**任务要求**
根据下文关于AgentDoG 1.5的摘要,训练其轻量级变体大约使用了多少个样本?

[源文档]

AgentDoG 1.5:一种轻量级、可扩展的对齐框架,用于AI智能体安全与防护
AgentDoG 1.5: A Lightweight and Scalable Alignment Framework for AI Agent Safety and Security
May 28, 2026
作者: Dongrui Liu, Yu Li, Zhonghao Yang, Peng Wang, Guanxu Chen, Yuejin Xie, Qinghua Mao, Wanying Qu, Yanxu Zhu, Tianyi Zhou, Leitao Yuan, Zhijie Zheng, Qihao Lin, Yimin Wang, Haoyu Luo, Shuai Shao, Chen Qian, Qingyu Liu, Ling Tang, Ruiyang Qin, Qihan Ren, Junxiao Yang, Kun Wang, Zhiheng Xi, Linfeng Zhang, Ranjie Duan, Bo Zhang, Wenjie Wang, Wen Shen, Qiaosheng Zhang, Yan Teng, Chaochao Lu, Rui Mei, Man Li, Jialing Tao, Xi Lin, Tianhang Zheng, Yong Liu, Quanshi Zhang, Lei Zhu, Xingjun Ma, Junhua Liu, Hui Xue, Xiaoxiang Zuo, Xiangnan He, Chao Shen, Xianglong Liu, Minlie Huang, Jing Shao, Xia Hu
cs.AI
摘要
現代開放世界智能體(如 OpenClaw)展現出強大的跨環境執行能力,但也引入了廣泛的新型安全風險來源。同時,先進的前沿 AI 模型大幅降低了攻擊門檻,使得現有的智能體對齊框架無法滿足實際部署需求。為應對這些新興威脅,我們提出了一種輕量級且可擴展的智能體安全對齊框架。具體而言,我們更新了智能體安全分類法,以涵蓋來自 Codex 和 OpenClaw 執行場景的新興風險。我們進一步構建了基於分類法引導的數據引擎,結合影響函數淨化技術,僅使用約 1000 個樣本訓練出輕量級的 AgentDoG 1.5 變體(參數量為 0.8B、2B、4B 和 8B),其性能可與頂級閉源模型(如 GPT-5.4)相媲美。基於 AgentDoG 1.5,我們構建了一套高效的智能體安全監督微調(SFT)和強化學習(RL)訓練環境,將 Docker 級環境中的部署開銷降低了兩個數量級。最後,我們將 AgentDoG 1.5 部署為無需訓練的在線防護欄,用於實時安全審核。大量實驗結果表明,AgentDoG 1.5 在多元且複雜的交互式智能體場景中達到了最先進的性能。所有模型與數據集均已開源釋出。

[/源文档]
[练习数据]

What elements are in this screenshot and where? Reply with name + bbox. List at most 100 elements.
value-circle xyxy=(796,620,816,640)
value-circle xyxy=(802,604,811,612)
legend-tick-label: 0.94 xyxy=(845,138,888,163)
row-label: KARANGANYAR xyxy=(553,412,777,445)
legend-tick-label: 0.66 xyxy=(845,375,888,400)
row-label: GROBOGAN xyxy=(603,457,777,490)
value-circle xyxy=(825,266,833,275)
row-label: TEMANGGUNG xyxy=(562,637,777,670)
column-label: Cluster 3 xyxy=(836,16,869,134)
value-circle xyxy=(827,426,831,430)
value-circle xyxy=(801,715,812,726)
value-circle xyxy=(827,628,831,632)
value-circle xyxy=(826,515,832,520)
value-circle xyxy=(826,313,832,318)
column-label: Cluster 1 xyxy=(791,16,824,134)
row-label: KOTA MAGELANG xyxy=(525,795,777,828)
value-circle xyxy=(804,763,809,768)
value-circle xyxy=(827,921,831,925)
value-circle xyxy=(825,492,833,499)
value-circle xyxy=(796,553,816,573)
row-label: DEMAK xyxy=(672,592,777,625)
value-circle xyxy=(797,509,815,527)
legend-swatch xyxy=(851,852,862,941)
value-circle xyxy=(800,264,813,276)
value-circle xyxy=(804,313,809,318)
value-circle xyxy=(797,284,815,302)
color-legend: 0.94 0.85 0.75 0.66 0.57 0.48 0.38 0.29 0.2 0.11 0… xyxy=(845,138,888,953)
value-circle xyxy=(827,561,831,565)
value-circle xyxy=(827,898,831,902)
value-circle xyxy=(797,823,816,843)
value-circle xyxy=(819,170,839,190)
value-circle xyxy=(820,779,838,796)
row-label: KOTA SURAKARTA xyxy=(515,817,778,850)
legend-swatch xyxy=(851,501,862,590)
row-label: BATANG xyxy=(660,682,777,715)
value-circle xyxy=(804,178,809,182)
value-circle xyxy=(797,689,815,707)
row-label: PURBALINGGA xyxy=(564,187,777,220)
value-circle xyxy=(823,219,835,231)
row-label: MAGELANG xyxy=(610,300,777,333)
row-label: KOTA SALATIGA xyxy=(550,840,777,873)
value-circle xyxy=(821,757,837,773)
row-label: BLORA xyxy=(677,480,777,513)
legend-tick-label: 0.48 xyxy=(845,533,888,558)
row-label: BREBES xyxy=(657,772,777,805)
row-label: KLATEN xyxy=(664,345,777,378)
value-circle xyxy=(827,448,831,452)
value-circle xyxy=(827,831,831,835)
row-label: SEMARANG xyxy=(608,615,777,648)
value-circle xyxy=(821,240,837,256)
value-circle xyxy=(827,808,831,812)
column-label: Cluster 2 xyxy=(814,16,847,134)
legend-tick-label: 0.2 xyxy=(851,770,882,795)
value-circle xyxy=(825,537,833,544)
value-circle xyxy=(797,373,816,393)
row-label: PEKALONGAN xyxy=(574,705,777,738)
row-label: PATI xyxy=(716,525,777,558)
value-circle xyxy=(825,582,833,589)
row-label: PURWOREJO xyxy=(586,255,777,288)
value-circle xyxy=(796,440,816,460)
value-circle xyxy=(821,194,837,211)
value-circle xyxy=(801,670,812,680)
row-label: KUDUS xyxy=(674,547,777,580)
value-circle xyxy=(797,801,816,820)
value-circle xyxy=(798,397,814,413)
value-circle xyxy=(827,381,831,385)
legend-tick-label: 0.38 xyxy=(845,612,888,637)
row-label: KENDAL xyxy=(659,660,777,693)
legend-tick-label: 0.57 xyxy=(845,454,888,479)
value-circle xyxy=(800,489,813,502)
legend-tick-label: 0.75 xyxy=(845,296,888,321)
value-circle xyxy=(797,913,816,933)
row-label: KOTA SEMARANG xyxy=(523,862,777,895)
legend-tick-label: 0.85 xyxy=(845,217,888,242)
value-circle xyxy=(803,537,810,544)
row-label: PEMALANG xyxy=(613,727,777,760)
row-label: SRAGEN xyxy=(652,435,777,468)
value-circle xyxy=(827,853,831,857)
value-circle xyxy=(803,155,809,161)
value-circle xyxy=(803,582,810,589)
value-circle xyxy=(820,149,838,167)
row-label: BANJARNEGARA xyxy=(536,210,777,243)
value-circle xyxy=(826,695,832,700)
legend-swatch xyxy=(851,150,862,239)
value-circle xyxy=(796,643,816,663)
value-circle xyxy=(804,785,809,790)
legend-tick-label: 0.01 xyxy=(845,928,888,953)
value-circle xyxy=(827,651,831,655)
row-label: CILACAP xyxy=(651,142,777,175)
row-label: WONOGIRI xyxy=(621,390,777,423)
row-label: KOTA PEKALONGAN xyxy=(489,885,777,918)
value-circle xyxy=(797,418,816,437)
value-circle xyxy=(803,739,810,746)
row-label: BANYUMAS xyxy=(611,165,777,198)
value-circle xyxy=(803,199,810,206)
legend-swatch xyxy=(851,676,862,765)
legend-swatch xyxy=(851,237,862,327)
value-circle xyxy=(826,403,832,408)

[/练习数据]

**结果**
约1000个样本。